**Exercise task**: Set the following entries down again exactly, line by line.

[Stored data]
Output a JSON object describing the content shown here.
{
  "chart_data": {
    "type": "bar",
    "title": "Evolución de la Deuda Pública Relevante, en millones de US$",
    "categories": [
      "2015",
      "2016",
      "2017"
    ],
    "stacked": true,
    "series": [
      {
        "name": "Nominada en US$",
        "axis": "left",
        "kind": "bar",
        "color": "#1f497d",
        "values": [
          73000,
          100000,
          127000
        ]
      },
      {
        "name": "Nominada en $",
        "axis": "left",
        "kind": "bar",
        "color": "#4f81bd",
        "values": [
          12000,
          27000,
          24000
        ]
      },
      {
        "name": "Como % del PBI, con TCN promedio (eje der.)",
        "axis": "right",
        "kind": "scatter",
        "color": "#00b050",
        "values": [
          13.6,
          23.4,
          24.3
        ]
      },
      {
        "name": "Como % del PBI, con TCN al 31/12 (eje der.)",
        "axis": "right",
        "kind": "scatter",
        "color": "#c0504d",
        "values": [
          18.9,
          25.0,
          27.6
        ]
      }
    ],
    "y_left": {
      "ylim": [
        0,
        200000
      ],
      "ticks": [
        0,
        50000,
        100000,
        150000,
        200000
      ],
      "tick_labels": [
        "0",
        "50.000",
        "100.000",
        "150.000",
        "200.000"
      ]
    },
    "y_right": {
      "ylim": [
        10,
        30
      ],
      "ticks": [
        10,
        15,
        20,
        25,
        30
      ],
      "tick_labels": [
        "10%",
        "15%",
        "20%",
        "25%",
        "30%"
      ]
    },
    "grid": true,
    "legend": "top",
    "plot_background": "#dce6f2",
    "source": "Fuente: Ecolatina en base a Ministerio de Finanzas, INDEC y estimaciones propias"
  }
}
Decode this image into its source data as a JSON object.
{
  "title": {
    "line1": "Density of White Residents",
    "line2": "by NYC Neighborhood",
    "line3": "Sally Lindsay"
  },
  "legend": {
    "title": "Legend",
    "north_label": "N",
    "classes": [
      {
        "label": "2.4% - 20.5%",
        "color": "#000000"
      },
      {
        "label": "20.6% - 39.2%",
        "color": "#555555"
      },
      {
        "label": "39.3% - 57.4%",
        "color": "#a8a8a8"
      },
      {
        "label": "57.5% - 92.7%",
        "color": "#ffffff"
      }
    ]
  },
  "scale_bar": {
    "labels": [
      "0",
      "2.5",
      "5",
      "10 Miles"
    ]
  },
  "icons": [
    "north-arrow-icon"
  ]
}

**Written response**:
Output a JSON object describing the content shown here.
{
  "chart_data": {
    "type": "bar",
    "title": "Evolución de la Deuda Pública Relevante, en millones de US$",
    "categories": [
      "2015",
      "2016",
      "2017"
    ],
    "stacked": true,
    "series": [
      {
        "name": "Nominada en US$",
        "axis": "left",
        "kind": "bar",
        "color": "#1f497d",
        "values": [
          73000,
          100000,
          127000
        ]
      },
      {
        "name": "Nominada en $",
        "axis": "left",
        "kind": "bar",
        "color": "#4f81bd",
        "values": [
          12000,
          27000,
          24000
        ]
      },
      {
        "name": "Como % del PBI, con TCN promedio (eje der.)",
        "axis": "right",
        "kind": "scatter",
        "color": "#00b050",
        "values": [
          13.6,
          23.4,
          24.3
        ]
      },
      {
        "name": "Como % del PBI, con TCN al 31/12 (eje der.)",
        "axis": "right",
        "kind": "scatter",
        "color": "#c0504d",
        "values": [
          18.9,
          25.0,
          27.6
        ]
      }
    ],
    "y_left": {
      "ylim": [
        0,
        200000
      ],
      "ticks": [
        0,
        50000,
        100000,
        150000,
        200000
      ],
      "tick_labels": [
        "0",
        "50.000",
        "100.000",
        "150.000",
        "200.000"
      ]
    },
    "y_right": {
      "ylim": [
        10,
        30
      ],
      "ticks": [
        10,
        15,
        20,
        25,
        30
      ],
      "tick_labels": [
        "10%",
        "15%",
        "20%",
        "25%",
        "30%"
      ]
    },
    "grid": true,
    "legend": "top",
    "plot_background": "#dce6f2",
    "source": "Fuente: Ecolatina en base a Ministerio de Finanzas, INDEC y estimaciones propias"
  }
}
Decode this image into its source data as a JSON object.
{
  "title": {
    "line1": "Density of White Residents",
    "line2": "by NYC Neighborhood",
    "line3": "Sally Lindsay"
  },
  "legend": {
    "title": "Legend",
    "north_label": "N",
    "classes": [
      {
        "label": "2.4% - 20.5%",
        "color": "#000000"
      },
      {
        "label": "20.6% - 39.2%",
        "color": "#555555"
      },
      {
        "label": "39.3% - 57.4%",
        "color": "#a8a8a8"
      },
      {
        "label": "57.5% - 92.7%",
        "color": "#ffffff"
      }
    ]
  },
  "scale_bar": {
    "labels": [
      "0",
      "2.5",
      "5",
      "10 Miles"
    ]
  },
  "icons": [
    "north-arrow-icon"
  ]
}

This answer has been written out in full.